# Set problem
Output the material below unchanged, apart from leaving out the pictures.

Start of The data

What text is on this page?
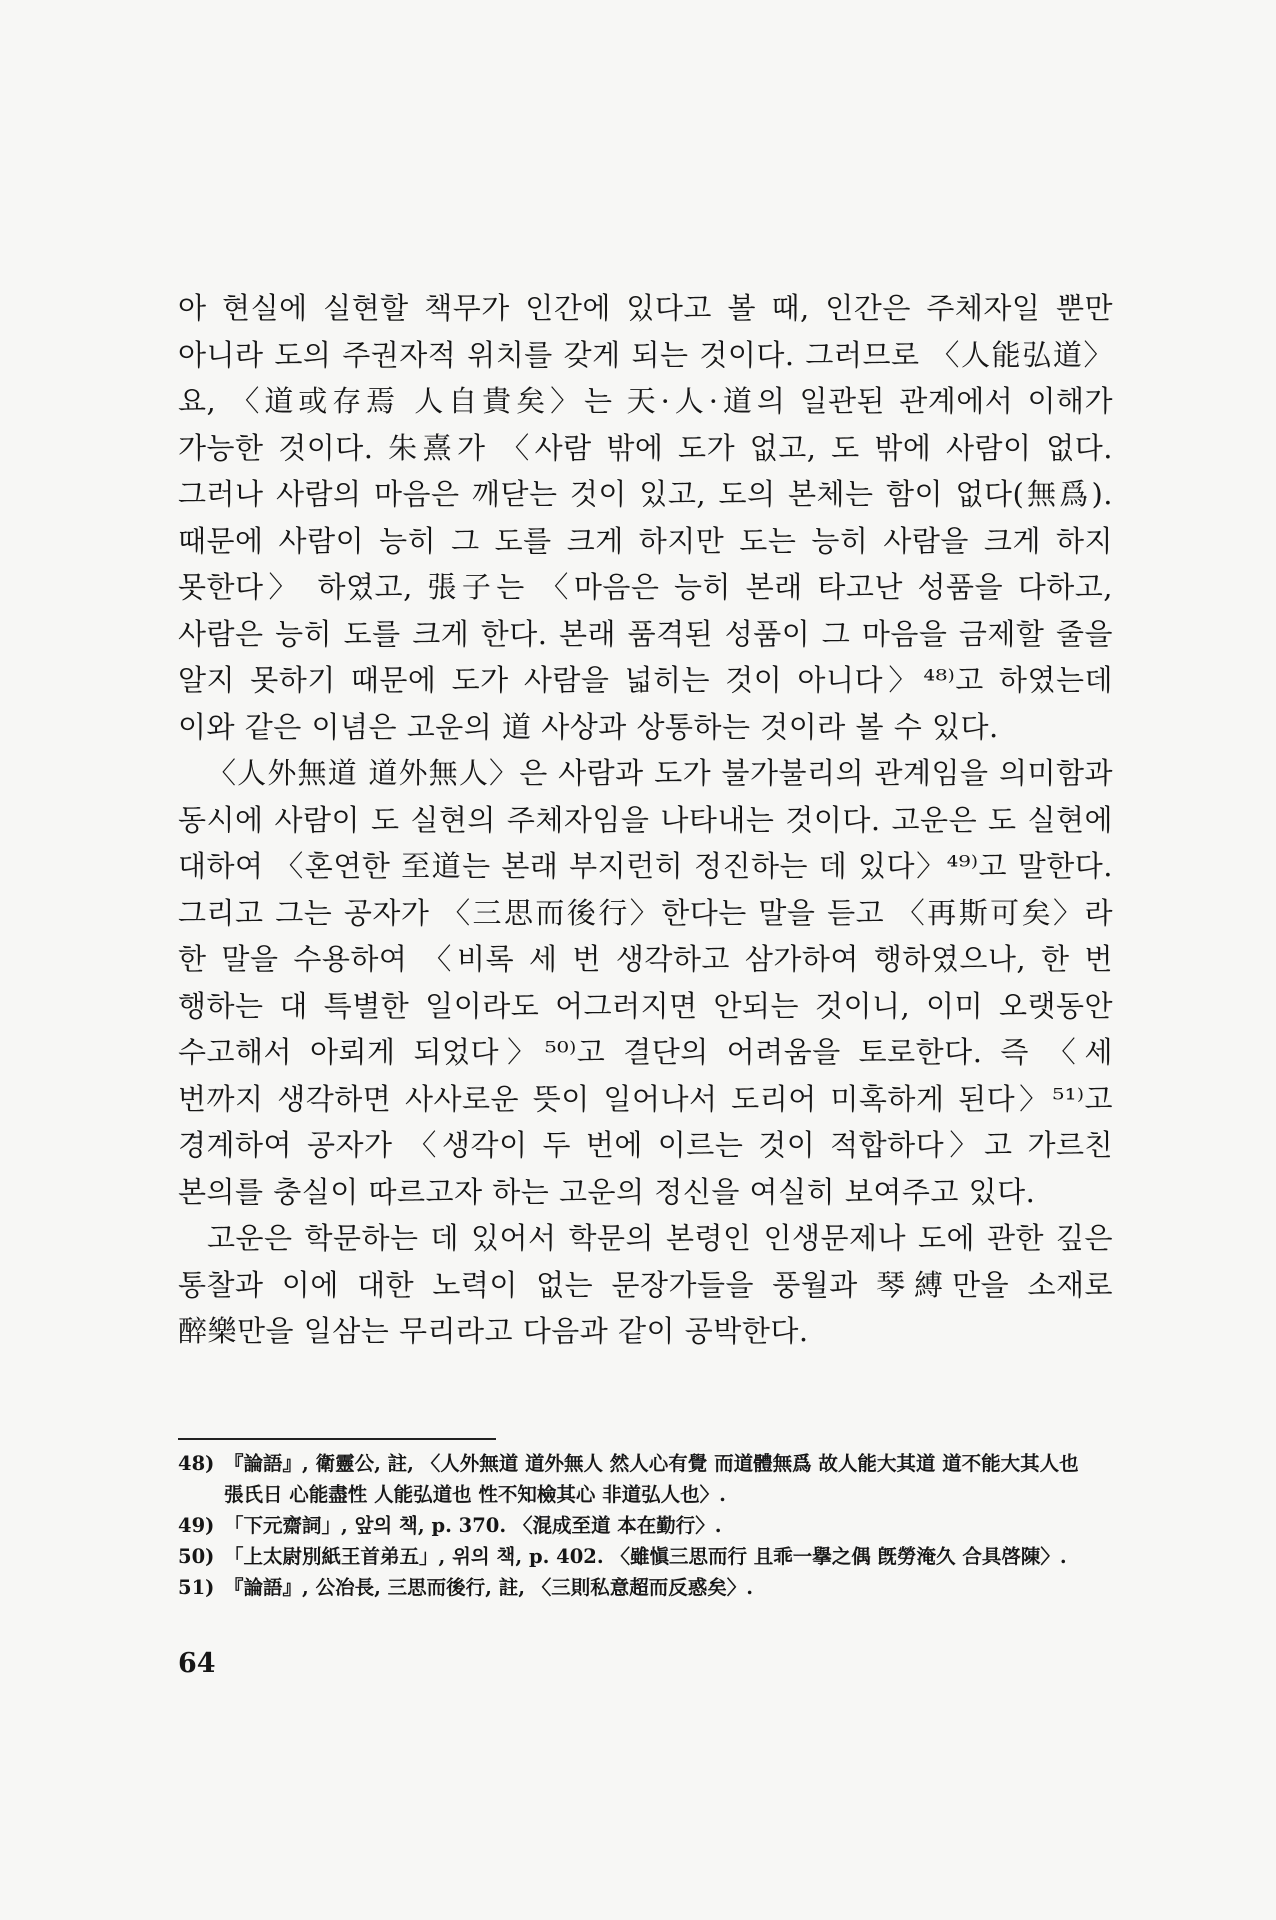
아 현실에 실현할 책무가 인간에 있다고 볼 때, 인간은 주체자일 뿐만 아니라 도의 주권자적 위치를 갖게 되는 것이다. 그러므로 〈人能弘道〉요, 〈道或存焉 人自貴矣〉는 天·人·道의 일관된 관계에서 이해가 가능한 것이다. 朱熹가 〈사람 밖에 도가 없고, 도 밖에 사람이 없다. 그러나 사람의 마음은 깨닫는 것이 있고, 도의 본체는 함이 없다(無爲). 때문에 사람이 능히 그 도를 크게 하지만 도는 능히 사람을 크게 하지 못한다〉 하였고, 張子는 〈마음은 능히 본래 타고난 성품을 다하고, 사람은 능히 도를 크게 한다. 본래 품격된 성품이 그 마음을 금제할 줄을 알지 못하기 때문에 도가 사람을 넓히는 것이 아니다〉⁴⁸⁾고 하였는데 이와 같은 이념은 고운의 道 사상과 상통하는 것이라 볼 수 있다.

〈人外無道 道外無人〉은 사람과 도가 불가불리의 관계임을 의미함과 동시에 사람이 도 실현의 주체자임을 나타내는 것이다. 고운은 도 실현에 대하여 〈혼연한 至道는 본래 부지런히 정진하는 데 있다〉⁴⁹⁾고 말한다. 그리고 그는 공자가 〈三思而後行〉한다는 말을 듣고 〈再斯可矣〉라 한 말을 수용하여 〈비록 세 번 생각하고 삼가하여 행하였으나, 한 번 행하는 대 특별한 일이라도 어그러지면 안되는 것이니, 이미 오랫동안 수고해서 아뢰게 되었다〉⁵⁰⁾고 결단의 어려움을 토로한다. 즉 〈세 번까지 생각하면 사사로운 뜻이 일어나서 도리어 미혹하게 된다〉⁵¹⁾고 경계하여 공자가 〈생각이 두 번에 이르는 것이 적합하다〉고 가르친 본의를 충실이 따르고자 하는 고운의 정신을 여실히 보여주고 있다.

고운은 학문하는 데 있어서 학문의 본령인 인생문제나 도에 관한 깊은 통찰과 이에 대한 노력이 없는 문장가들을 풍월과 琴縛만을 소재로 醉樂만을 일삼는 무리라고 다음과 같이 공박한다.

48) 『論語』, 衛靈公, 註, 〈人外無道 道外無人 然人心有覺 而道體無爲 故人能大其道 道不能大其人也 張氏日 心能盡性 人能弘道也 性不知檢其心 非道弘人也〉.
49) 「下元齋詞」, 앞의 책, p. 370. 〈混成至道 本在勤行〉.
50) 「上太尉別紙王首弟五」, 위의 책, p. 402. 〈雖愼三思而行 且乖一擧之偶 旣勞淹久 合具啓陳〉.
51) 『論語』, 公冶長, 三思而後行, 註, 〈三則私意超而反惑矣〉.
64
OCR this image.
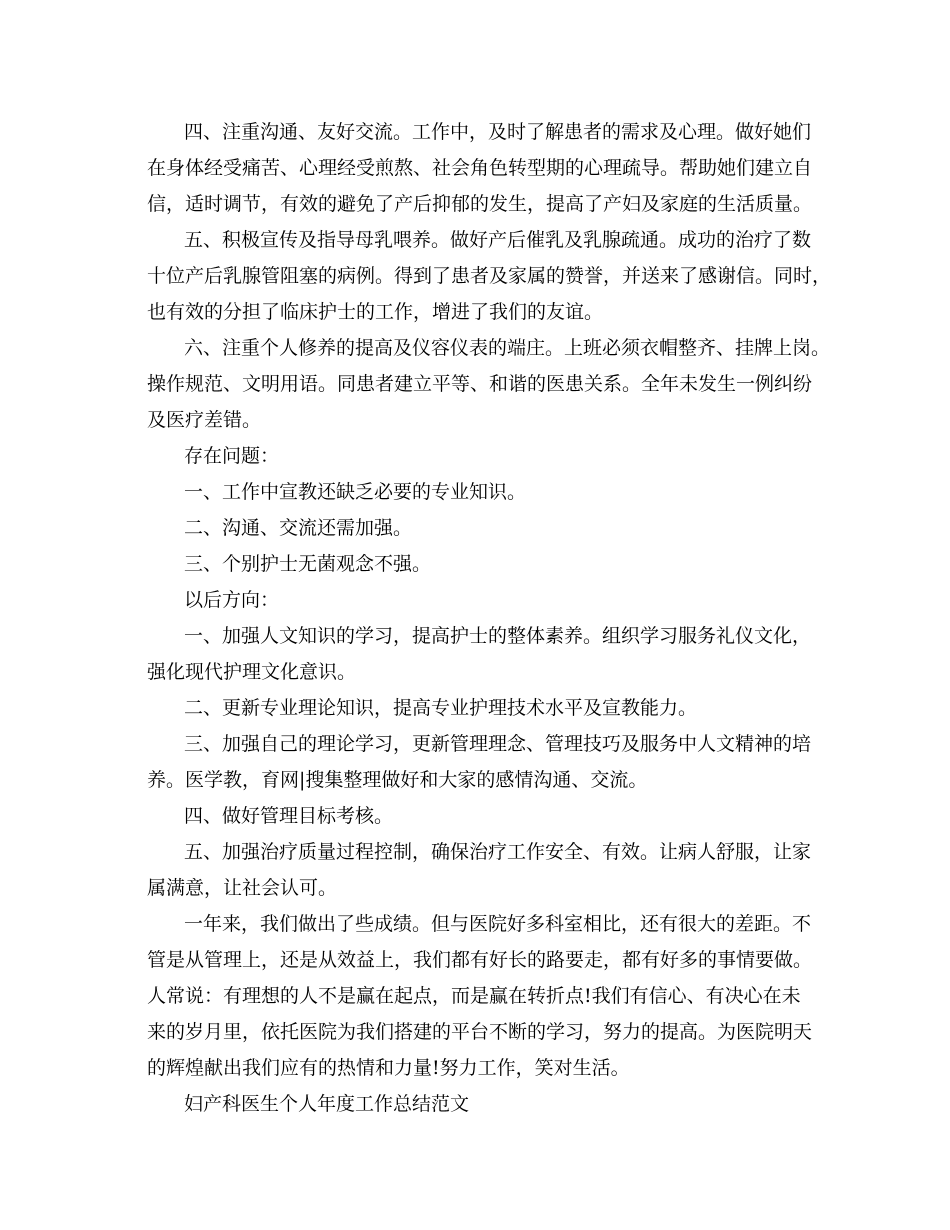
四、注重沟通、友好交流。工作中，及时了解患者的需求及心理。做好她们
在身体经受痛苦、心理经受煎熬、社会角色转型期的心理疏导。帮助她们建立自
信，适时调节，有效的避免了产后抑郁的发生，提高了产妇及家庭的生活质量。
五、积极宣传及指导母乳喂养。做好产后催乳及乳腺疏通。成功的治疗了数
十位产后乳腺管阻塞的病例。得到了患者及家属的赞誉，并送来了感谢信。同时，
也有效的分担了临床护士的工作，增进了我们的友谊。
六、注重个人修养的提高及仪容仪表的端庄。上班必须衣帽整齐、挂牌上岗。
操作规范、文明用语。同患者建立平等、和谐的医患关系。全年未发生一例纠纷
及医疗差错。
存在问题：
一、工作中宣教还缺乏必要的专业知识。
二、沟通、交流还需加强。
三、个别护士无菌观念不强。
以后方向：
一、加强人文知识的学习，提高护士的整体素养。组织学习服务礼仪文化，
强化现代护理文化意识。
二、更新专业理论知识，提高专业护理技术水平及宣教能力。
三、加强自己的理论学习，更新管理理念、管理技巧及服务中人文精神的培
养。医学教，育网|搜集整理做好和大家的感情沟通、交流。
四、做好管理目标考核。
五、加强治疗质量过程控制，确保治疗工作安全、有效。让病人舒服，让家
属满意，让社会认可。
一年来，我们做出了些成绩。但与医院好多科室相比，还有很大的差距。不
管是从管理上，还是从效益上，我们都有好长的路要走，都有好多的事情要做。
人常说：有理想的人不是赢在起点，而是赢在转折点!我们有信心、有决心在未
来的岁月里，依托医院为我们搭建的平台不断的学习，努力的提高。为医院明天
的辉煌献出我们应有的热情和力量!努力工作，笑对生活。
妇产科医生个人年度工作总结范文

End of The data

# Exercise answer
What text is on this page?
아 현실에 실현할 책무가 인간에 있다고 볼 때, 인간은 주체자일 뿐만 아니라 도의 주권자적 위치를 갖게 되는 것이다. 그러므로 〈人能弘道〉요, 〈道或存焉 人自貴矣〉는 天·人·道의 일관된 관계에서 이해가 가능한 것이다. 朱熹가 〈사람 밖에 도가 없고, 도 밖에 사람이 없다. 그러나 사람의 마음은 깨닫는 것이 있고, 도의 본체는 함이 없다(無爲). 때문에 사람이 능히 그 도를 크게 하지만 도는 능히 사람을 크게 하지 못한다〉 하였고, 張子는 〈마음은 능히 본래 타고난 성품을 다하고, 사람은 능히 도를 크게 한다. 본래 품격된 성품이 그 마음을 금제할 줄을 알지 못하기 때문에 도가 사람을 넓히는 것이 아니다〉⁴⁸⁾고 하였는데 이와 같은 이념은 고운의 道 사상과 상통하는 것이라 볼 수 있다.

〈人外無道 道外無人〉은 사람과 도가 불가불리의 관계임을 의미함과 동시에 사람이 도 실현의 주체자임을 나타내는 것이다. 고운은 도 실현에 대하여 〈혼연한 至道는 본래 부지런히 정진하는 데 있다〉⁴⁹⁾고 말한다. 그리고 그는 공자가 〈三思而後行〉한다는 말을 듣고 〈再斯可矣〉라 한 말을 수용하여 〈비록 세 번 생각하고 삼가하여 행하였으나, 한 번 행하는 대 특별한 일이라도 어그러지면 안되는 것이니, 이미 오랫동안 수고해서 아뢰게 되었다〉⁵⁰⁾고 결단의 어려움을 토로한다. 즉 〈세 번까지 생각하면 사사로운 뜻이 일어나서 도리어 미혹하게 된다〉⁵¹⁾고 경계하여 공자가 〈생각이 두 번에 이르는 것이 적합하다〉고 가르친 본의를 충실이 따르고자 하는 고운의 정신을 여실히 보여주고 있다.

고운은 학문하는 데 있어서 학문의 본령인 인생문제나 도에 관한 깊은 통찰과 이에 대한 노력이 없는 문장가들을 풍월과 琴縛만을 소재로 醉樂만을 일삼는 무리라고 다음과 같이 공박한다.

48) 『論語』, 衛靈公, 註, 〈人外無道 道外無人 然人心有覺 而道體無爲 故人能大其道 道不能大其人也 張氏日 心能盡性 人能弘道也 性不知檢其心 非道弘人也〉.
49) 「下元齋詞」, 앞의 책, p. 370. 〈混成至道 本在勤行〉.
50) 「上太尉別紙王首弟五」, 위의 책, p. 402. 〈雖愼三思而行 且乖一擧之偶 旣勞淹久 合具啓陳〉.
51) 『論語』, 公冶長, 三思而後行, 註, 〈三則私意超而反惑矣〉.
64
OCR this image.
四、注重沟通、友好交流。工作中，及时了解患者的需求及心理。做好她们
在身体经受痛苦、心理经受煎熬、社会角色转型期的心理疏导。帮助她们建立自
信，适时调节，有效的避免了产后抑郁的发生，提高了产妇及家庭的生活质量。
五、积极宣传及指导母乳喂养。做好产后催乳及乳腺疏通。成功的治疗了数
十位产后乳腺管阻塞的病例。得到了患者及家属的赞誉，并送来了感谢信。同时，
也有效的分担了临床护士的工作，增进了我们的友谊。
六、注重个人修养的提高及仪容仪表的端庄。上班必须衣帽整齐、挂牌上岗。
操作规范、文明用语。同患者建立平等、和谐的医患关系。全年未发生一例纠纷
及医疗差错。
存在问题：
一、工作中宣教还缺乏必要的专业知识。
二、沟通、交流还需加强。
三、个别护士无菌观念不强。
以后方向：
一、加强人文知识的学习，提高护士的整体素养。组织学习服务礼仪文化，
强化现代护理文化意识。
二、更新专业理论知识，提高专业护理技术水平及宣教能力。
三、加强自己的理论学习，更新管理理念、管理技巧及服务中人文精神的培
养。医学教，育网|搜集整理做好和大家的感情沟通、交流。
四、做好管理目标考核。
五、加强治疗质量过程控制，确保治疗工作安全、有效。让病人舒服，让家
属满意，让社会认可。
一年来，我们做出了些成绩。但与医院好多科室相比，还有很大的差距。不
管是从管理上，还是从效益上，我们都有好长的路要走，都有好多的事情要做。
人常说：有理想的人不是赢在起点，而是赢在转折点!我们有信心、有决心在未
来的岁月里，依托医院为我们搭建的平台不断的学习，努力的提高。为医院明天
的辉煌献出我们应有的热情和力量!努力工作，笑对生活。
妇产科医生个人年度工作总结范文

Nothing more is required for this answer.